# INFORMATION GIVEN
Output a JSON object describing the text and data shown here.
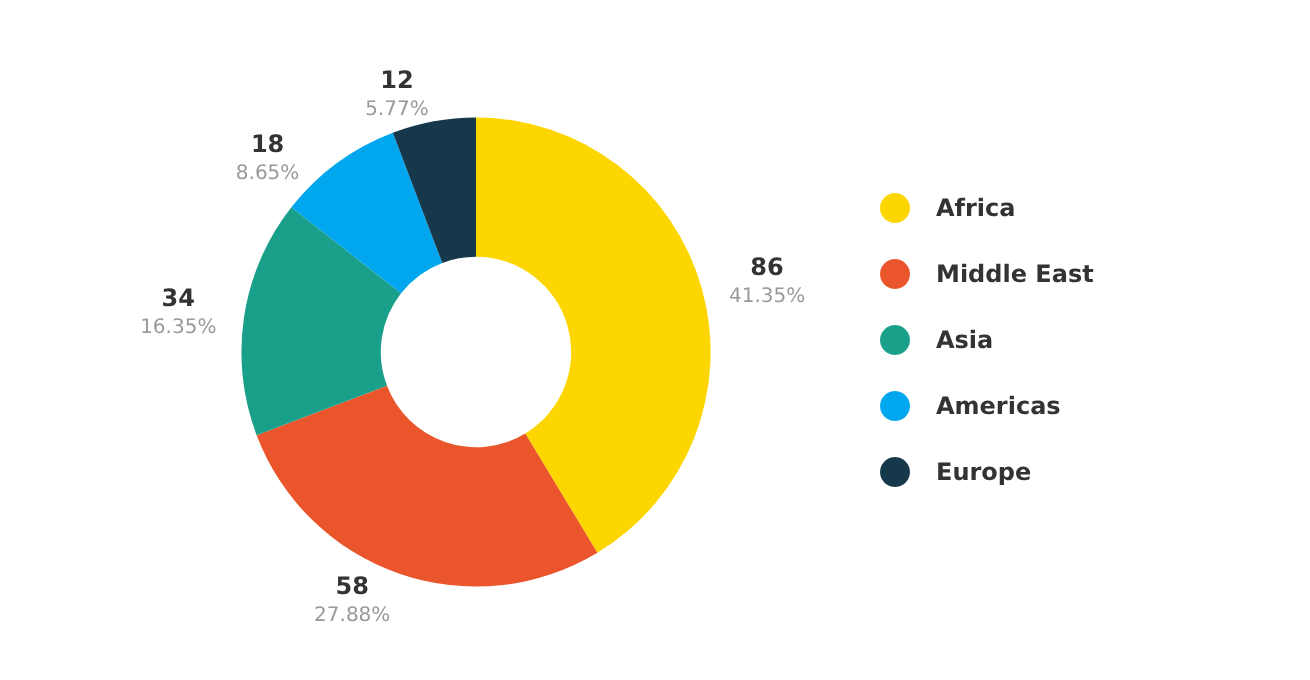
{
  "chart_data": {
    "type": "donut",
    "categories": [
      "Africa",
      "Middle East",
      "Asia",
      "Americas",
      "Europe"
    ],
    "values": [
      86,
      58,
      34,
      18,
      12
    ],
    "colors": [
      "#fdd600",
      "#eb552b",
      "#1aa08a",
      "#00a6ee",
      "#16384b"
    ],
    "value_labels": [
      "86\n41.35%",
      "58\n27.88%",
      "34\n16.35%",
      "18\n8.65%",
      "12\n5.77%"
    ],
    "legend": "right"
  }
}
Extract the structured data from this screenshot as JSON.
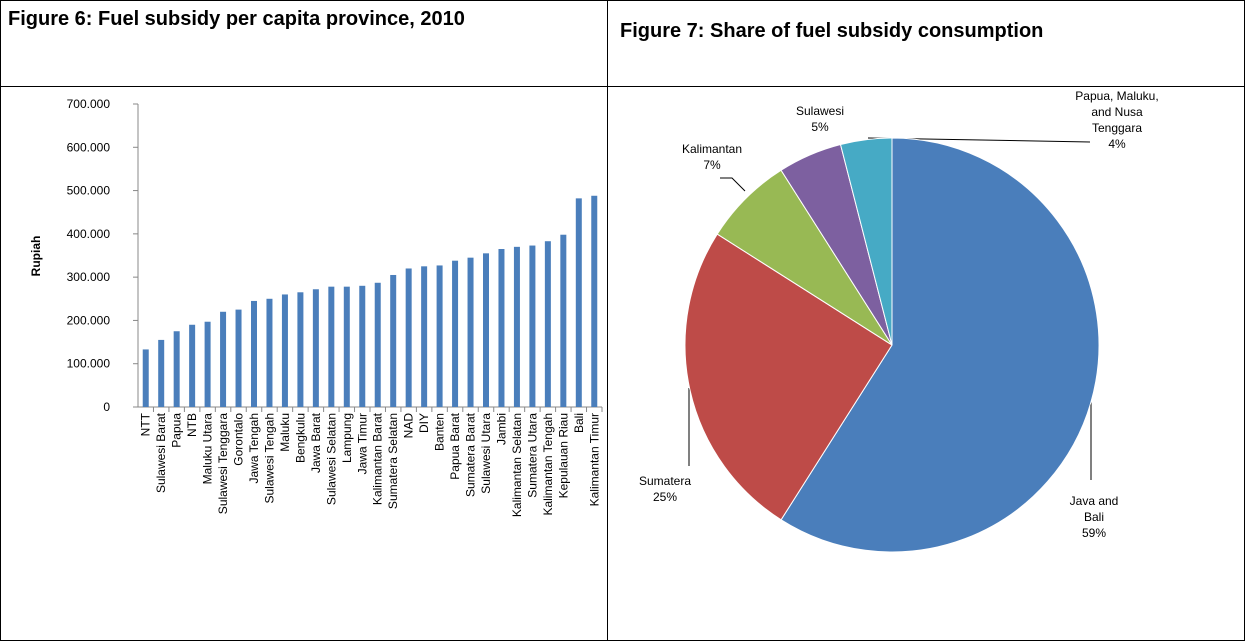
{
  "chart_data": [
    {
      "type": "bar",
      "title": "Figure 6:  Fuel subsidy per capita province, 2010",
      "y_label": "Rupiah",
      "color": "#4a7ebb",
      "categories": [
        "NTT",
        "Sulawesi Barat",
        "Papua",
        "NTB",
        "Maluku Utara",
        "Sulawesi Tenggara",
        "Gorontalo",
        "Jawa Tengah",
        "Sulawesi Tengah",
        "Maluku",
        "Bengkulu",
        "Jawa Barat",
        "Sulawesi Selatan",
        "Lampung",
        "Jawa Timur",
        "Kalimantan Barat",
        "Sumatera Selatan",
        "NAD",
        "DIY",
        "Banten",
        "Papua Barat",
        "Sumatera Barat",
        "Sulawesi Utara",
        "Jambi",
        "Kalimantan Selatan",
        "Sumatera Utara",
        "Kalimantan Tengah",
        "Kepulauan Riau",
        "Bali",
        "Kalimantan Timur"
      ],
      "values": [
        133000,
        155000,
        175000,
        190000,
        197000,
        220000,
        225000,
        245000,
        250000,
        260000,
        265000,
        272000,
        278000,
        278000,
        280000,
        287000,
        305000,
        320000,
        325000,
        327000,
        338000,
        345000,
        355000,
        365000,
        370000,
        373000,
        383000,
        398000,
        482000,
        488000
      ],
      "ylim": [
        0,
        700000
      ],
      "yticks": [
        0,
        {
          "value": 100000,
          "label": "100.000"
        },
        {
          "value": 200000,
          "label": "200.000"
        },
        {
          "value": 300000,
          "label": "300.000"
        },
        {
          "value": 400000,
          "label": "400.000"
        },
        {
          "value": 500000,
          "label": "500.000"
        },
        {
          "value": 600000,
          "label": "600.000"
        },
        {
          "value": 700000,
          "label": "700.000"
        }
      ]
    },
    {
      "type": "pie",
      "title": "Figure 7: Share of fuel subsidy consumption",
      "categories": [
        "Java and Bali",
        "Sumatera",
        "Kalimantan",
        "Sulawesi",
        "Papua, Maluku, and Nusa Tenggara"
      ],
      "values": [
        59,
        25,
        7,
        5,
        4
      ],
      "value_labels": [
        "59%",
        "25%",
        "7%",
        "5%",
        "4%"
      ],
      "colors": [
        "#4a7ebb",
        "#be4b48",
        "#98b954",
        "#7d60a0",
        "#46aac5"
      ]
    }
  ]
}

# WHAT YOU NEED TO DO
Reproduce the records, all of them, word for word; omit the pictures.

# PROBLEM SOLUTION
Output a JSON object describing the text and data shown here.
{
  "chart_data": {
    "type": "donut",
    "categories": [
      "Africa",
      "Middle East",
      "Asia",
      "Americas",
      "Europe"
    ],
    "values": [
      86,
      58,
      34,
      18,
      12
    ],
    "colors": [
      "#fdd600",
      "#eb552b",
      "#1aa08a",
      "#00a6ee",
      "#16384b"
    ],
    "value_labels": [
      "86\n41.35%",
      "58\n27.88%",
      "34\n16.35%",
      "18\n8.65%",
      "12\n5.77%"
    ],
    "legend": "right"
  }
}
Extract the structured data from this screenshot as JSON.
{
  "chart_data": [
    {
      "type": "bar",
      "title": "Figure 6:  Fuel subsidy per capita province, 2010",
      "y_label": "Rupiah",
      "color": "#4a7ebb",
      "categories": [
        "NTT",
        "Sulawesi Barat",
        "Papua",
        "NTB",
        "Maluku Utara",
        "Sulawesi Tenggara",
        "Gorontalo",
        "Jawa Tengah",
        "Sulawesi Tengah",
        "Maluku",
        "Bengkulu",
        "Jawa Barat",
        "Sulawesi Selatan",
        "Lampung",
        "Jawa Timur",
        "Kalimantan Barat",
        "Sumatera Selatan",
        "NAD",
        "DIY",
        "Banten",
        "Papua Barat",
        "Sumatera Barat",
        "Sulawesi Utara",
        "Jambi",
        "Kalimantan Selatan",
        "Sumatera Utara",
        "Kalimantan Tengah",
        "Kepulauan Riau",
        "Bali",
        "Kalimantan Timur"
      ],
      "values": [
        133000,
        155000,
        175000,
        190000,
        197000,
        220000,
        225000,
        245000,
        250000,
        260000,
        265000,
        272000,
        278000,
        278000,
        280000,
        287000,
        305000,
        320000,
        325000,
        327000,
        338000,
        345000,
        355000,
        365000,
        370000,
        373000,
        383000,
        398000,
        482000,
        488000
      ],
      "ylim": [
        0,
        700000
      ],
      "yticks": [
        0,
        {
          "value": 100000,
          "label": "100.000"
        },
        {
          "value": 200000,
          "label": "200.000"
        },
        {
          "value": 300000,
          "label": "300.000"
        },
        {
          "value": 400000,
          "label": "400.000"
        },
        {
          "value": 500000,
          "label": "500.000"
        },
        {
          "value": 600000,
          "label": "600.000"
        },
        {
          "value": 700000,
          "label": "700.000"
        }
      ]
    },
    {
      "type": "pie",
      "title": "Figure 7: Share of fuel subsidy consumption",
      "categories": [
        "Java and Bali",
        "Sumatera",
        "Kalimantan",
        "Sulawesi",
        "Papua, Maluku, and Nusa Tenggara"
      ],
      "values": [
        59,
        25,
        7,
        5,
        4
      ],
      "value_labels": [
        "59%",
        "25%",
        "7%",
        "5%",
        "4%"
      ],
      "colors": [
        "#4a7ebb",
        "#be4b48",
        "#98b954",
        "#7d60a0",
        "#46aac5"
      ]
    }
  ]
}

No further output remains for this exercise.